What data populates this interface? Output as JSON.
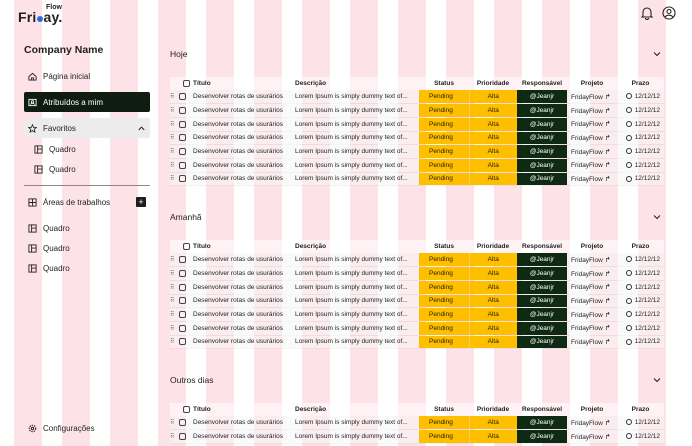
{
  "logo": {
    "flow": "Flow",
    "friday_a": "Fri",
    "friday_b": "ay."
  },
  "sidebar": {
    "company": "Company Name",
    "items": [
      {
        "label": "Página inicial",
        "icon": "home-icon"
      },
      {
        "label": "Atribuídos a mim",
        "icon": "person-card-icon"
      },
      {
        "label": "Favoritos",
        "icon": "star-icon"
      }
    ],
    "favorites": [
      "Quadro",
      "Quadro"
    ],
    "areas_label": "Áreas de trabalhos",
    "areas": [
      "Quadro",
      "Quadro",
      "Quadro"
    ],
    "settings": "Configurações"
  },
  "columns": {
    "titulo": "Título",
    "descricao": "Descrição",
    "status": "Status",
    "prioridade": "Prioridade",
    "responsavel": "Responsável",
    "projeto": "Projeto",
    "prazo": "Prazo"
  },
  "sections": [
    {
      "title": "Hoje",
      "rows": [
        {
          "title": "Desenvolver rotas de usurários",
          "desc": "Lorem Ipsum is simply dummy text of...",
          "status": "Pending",
          "priority": "Alta",
          "owner": "@Jeanjr",
          "project": "FridayFlow",
          "due": "12/12/12"
        },
        {
          "title": "Desenvolver rotas de usurários",
          "desc": "Lorem Ipsum is simply dummy text of...",
          "status": "Pending",
          "priority": "Alta",
          "owner": "@Jeanjr",
          "project": "FridayFlow",
          "due": "12/12/12"
        },
        {
          "title": "Desenvolver rotas de usurários",
          "desc": "Lorem Ipsum is simply dummy text of...",
          "status": "Pending",
          "priority": "Alta",
          "owner": "@Jeanjr",
          "project": "FridayFlow",
          "due": "12/12/12"
        },
        {
          "title": "Desenvolver rotas de usurários",
          "desc": "Lorem Ipsum is simply dummy text of...",
          "status": "Pending",
          "priority": "Alta",
          "owner": "@Jeanjr",
          "project": "FridayFlow",
          "due": "12/12/12"
        },
        {
          "title": "Desenvolver rotas de usurários",
          "desc": "Lorem Ipsum is simply dummy text of...",
          "status": "Pending",
          "priority": "Alta",
          "owner": "@Jeanjr",
          "project": "FridayFlow",
          "due": "12/12/12"
        },
        {
          "title": "Desenvolver rotas de usurários",
          "desc": "Lorem Ipsum is simply dummy text of...",
          "status": "Pending",
          "priority": "Alta",
          "owner": "@Jeanjr",
          "project": "FridayFlow",
          "due": "12/12/12"
        },
        {
          "title": "Desenvolver rotas de usurários",
          "desc": "Lorem Ipsum is simply dummy text of...",
          "status": "Pending",
          "priority": "Alta",
          "owner": "@Jeanjr",
          "project": "FridayFlow",
          "due": "12/12/12"
        }
      ]
    },
    {
      "title": "Amanhã",
      "rows": [
        {
          "title": "Desenvolver rotas de usurários",
          "desc": "Lorem Ipsum is simply dummy text of...",
          "status": "Pending",
          "priority": "Alta",
          "owner": "@Jeanjr",
          "project": "FridayFlow",
          "due": "12/12/12"
        },
        {
          "title": "Desenvolver rotas de usurários",
          "desc": "Lorem Ipsum is simply dummy text of...",
          "status": "Pending",
          "priority": "Alta",
          "owner": "@Jeanjr",
          "project": "FridayFlow",
          "due": "12/12/12"
        },
        {
          "title": "Desenvolver rotas de usurários",
          "desc": "Lorem Ipsum is simply dummy text of...",
          "status": "Pending",
          "priority": "Alta",
          "owner": "@Jeanjr",
          "project": "FridayFlow",
          "due": "12/12/12"
        },
        {
          "title": "Desenvolver rotas de usurários",
          "desc": "Lorem Ipsum is simply dummy text of...",
          "status": "Pending",
          "priority": "Alta",
          "owner": "@Jeanjr",
          "project": "FridayFlow",
          "due": "12/12/12"
        },
        {
          "title": "Desenvolver rotas de usurários",
          "desc": "Lorem Ipsum is simply dummy text of...",
          "status": "Pending",
          "priority": "Alta",
          "owner": "@Jeanjr",
          "project": "FridayFlow",
          "due": "12/12/12"
        },
        {
          "title": "Desenvolver rotas de usurários",
          "desc": "Lorem Ipsum is simply dummy text of...",
          "status": "Pending",
          "priority": "Alta",
          "owner": "@Jeanjr",
          "project": "FridayFlow",
          "due": "12/12/12"
        },
        {
          "title": "Desenvolver rotas de usurários",
          "desc": "Lorem Ipsum is simply dummy text of...",
          "status": "Pending",
          "priority": "Alta",
          "owner": "@Jeanjr",
          "project": "FridayFlow",
          "due": "12/12/12"
        }
      ]
    },
    {
      "title": "Outros dias",
      "rows": [
        {
          "title": "Desenvolver rotas de usurários",
          "desc": "Lorem Ipsum is simply dummy text of...",
          "status": "Pending",
          "priority": "Alta",
          "owner": "@Jeanjr",
          "project": "FridayFlow",
          "due": "12/12/12"
        },
        {
          "title": "Desenvolver rotas de usurários",
          "desc": "Lorem Ipsum is simply dummy text of...",
          "status": "Pending",
          "priority": "Alta",
          "owner": "@Jeanjr",
          "project": "FridayFlow",
          "due": "12/12/12"
        }
      ]
    }
  ],
  "colors": {
    "status": "#fdbf00",
    "responsible": "#0f2a12",
    "active_nav": "#0f1d10",
    "stripe": "#fde3e7"
  }
}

----

◆ Exercise brief
Extract all the entries word for word; omit any pictures.

◆ Result
What data populates this interface? Output as JSON.
{
  "logo": {
    "flow": "Flow",
    "friday_a": "Fri",
    "friday_b": "ay."
  },
  "sidebar": {
    "company": "Company Name",
    "items": [
      {
        "label": "Página inicial",
        "icon": "home-icon"
      },
      {
        "label": "Atribuídos a mim",
        "icon": "person-card-icon"
      },
      {
        "label": "Favoritos",
        "icon": "star-icon"
      }
    ],
    "favorites": [
      "Quadro",
      "Quadro"
    ],
    "areas_label": "Áreas de trabalhos",
    "areas": [
      "Quadro",
      "Quadro",
      "Quadro"
    ],
    "settings": "Configurações"
  },
  "columns": {
    "titulo": "Título",
    "descricao": "Descrição",
    "status": "Status",
    "prioridade": "Prioridade",
    "responsavel": "Responsável",
    "projeto": "Projeto",
    "prazo": "Prazo"
  },
  "sections": [
    {
      "title": "Hoje",
      "rows": [
        {
          "title": "Desenvolver rotas de usurários",
          "desc": "Lorem Ipsum is simply dummy text of...",
          "status": "Pending",
          "priority": "Alta",
          "owner": "@Jeanjr",
          "project": "FridayFlow",
          "due": "12/12/12"
        },
        {
          "title": "Desenvolver rotas de usurários",
          "desc": "Lorem Ipsum is simply dummy text of...",
          "status": "Pending",
          "priority": "Alta",
          "owner": "@Jeanjr",
          "project": "FridayFlow",
          "due": "12/12/12"
        },
        {
          "title": "Desenvolver rotas de usurários",
          "desc": "Lorem Ipsum is simply dummy text of...",
          "status": "Pending",
          "priority": "Alta",
          "owner": "@Jeanjr",
          "project": "FridayFlow",
          "due": "12/12/12"
        },
        {
          "title": "Desenvolver rotas de usurários",
          "desc": "Lorem Ipsum is simply dummy text of...",
          "status": "Pending",
          "priority": "Alta",
          "owner": "@Jeanjr",
          "project": "FridayFlow",
          "due": "12/12/12"
        },
        {
          "title": "Desenvolver rotas de usurários",
          "desc": "Lorem Ipsum is simply dummy text of...",
          "status": "Pending",
          "priority": "Alta",
          "owner": "@Jeanjr",
          "project": "FridayFlow",
          "due": "12/12/12"
        },
        {
          "title": "Desenvolver rotas de usurários",
          "desc": "Lorem Ipsum is simply dummy text of...",
          "status": "Pending",
          "priority": "Alta",
          "owner": "@Jeanjr",
          "project": "FridayFlow",
          "due": "12/12/12"
        },
        {
          "title": "Desenvolver rotas de usurários",
          "desc": "Lorem Ipsum is simply dummy text of...",
          "status": "Pending",
          "priority": "Alta",
          "owner": "@Jeanjr",
          "project": "FridayFlow",
          "due": "12/12/12"
        }
      ]
    },
    {
      "title": "Amanhã",
      "rows": [
        {
          "title": "Desenvolver rotas de usurários",
          "desc": "Lorem Ipsum is simply dummy text of...",
          "status": "Pending",
          "priority": "Alta",
          "owner": "@Jeanjr",
          "project": "FridayFlow",
          "due": "12/12/12"
        },
        {
          "title": "Desenvolver rotas de usurários",
          "desc": "Lorem Ipsum is simply dummy text of...",
          "status": "Pending",
          "priority": "Alta",
          "owner": "@Jeanjr",
          "project": "FridayFlow",
          "due": "12/12/12"
        },
        {
          "title": "Desenvolver rotas de usurários",
          "desc": "Lorem Ipsum is simply dummy text of...",
          "status": "Pending",
          "priority": "Alta",
          "owner": "@Jeanjr",
          "project": "FridayFlow",
          "due": "12/12/12"
        },
        {
          "title": "Desenvolver rotas de usurários",
          "desc": "Lorem Ipsum is simply dummy text of...",
          "status": "Pending",
          "priority": "Alta",
          "owner": "@Jeanjr",
          "project": "FridayFlow",
          "due": "12/12/12"
        },
        {
          "title": "Desenvolver rotas de usurários",
          "desc": "Lorem Ipsum is simply dummy text of...",
          "status": "Pending",
          "priority": "Alta",
          "owner": "@Jeanjr",
          "project": "FridayFlow",
          "due": "12/12/12"
        },
        {
          "title": "Desenvolver rotas de usurários",
          "desc": "Lorem Ipsum is simply dummy text of...",
          "status": "Pending",
          "priority": "Alta",
          "owner": "@Jeanjr",
          "project": "FridayFlow",
          "due": "12/12/12"
        },
        {
          "title": "Desenvolver rotas de usurários",
          "desc": "Lorem Ipsum is simply dummy text of...",
          "status": "Pending",
          "priority": "Alta",
          "owner": "@Jeanjr",
          "project": "FridayFlow",
          "due": "12/12/12"
        }
      ]
    },
    {
      "title": "Outros dias",
      "rows": [
        {
          "title": "Desenvolver rotas de usurários",
          "desc": "Lorem Ipsum is simply dummy text of...",
          "status": "Pending",
          "priority": "Alta",
          "owner": "@Jeanjr",
          "project": "FridayFlow",
          "due": "12/12/12"
        },
        {
          "title": "Desenvolver rotas de usurários",
          "desc": "Lorem Ipsum is simply dummy text of...",
          "status": "Pending",
          "priority": "Alta",
          "owner": "@Jeanjr",
          "project": "FridayFlow",
          "due": "12/12/12"
        }
      ]
    }
  ],
  "colors": {
    "status": "#fdbf00",
    "responsible": "#0f2a12",
    "active_nav": "#0f1d10",
    "stripe": "#fde3e7"
  }
}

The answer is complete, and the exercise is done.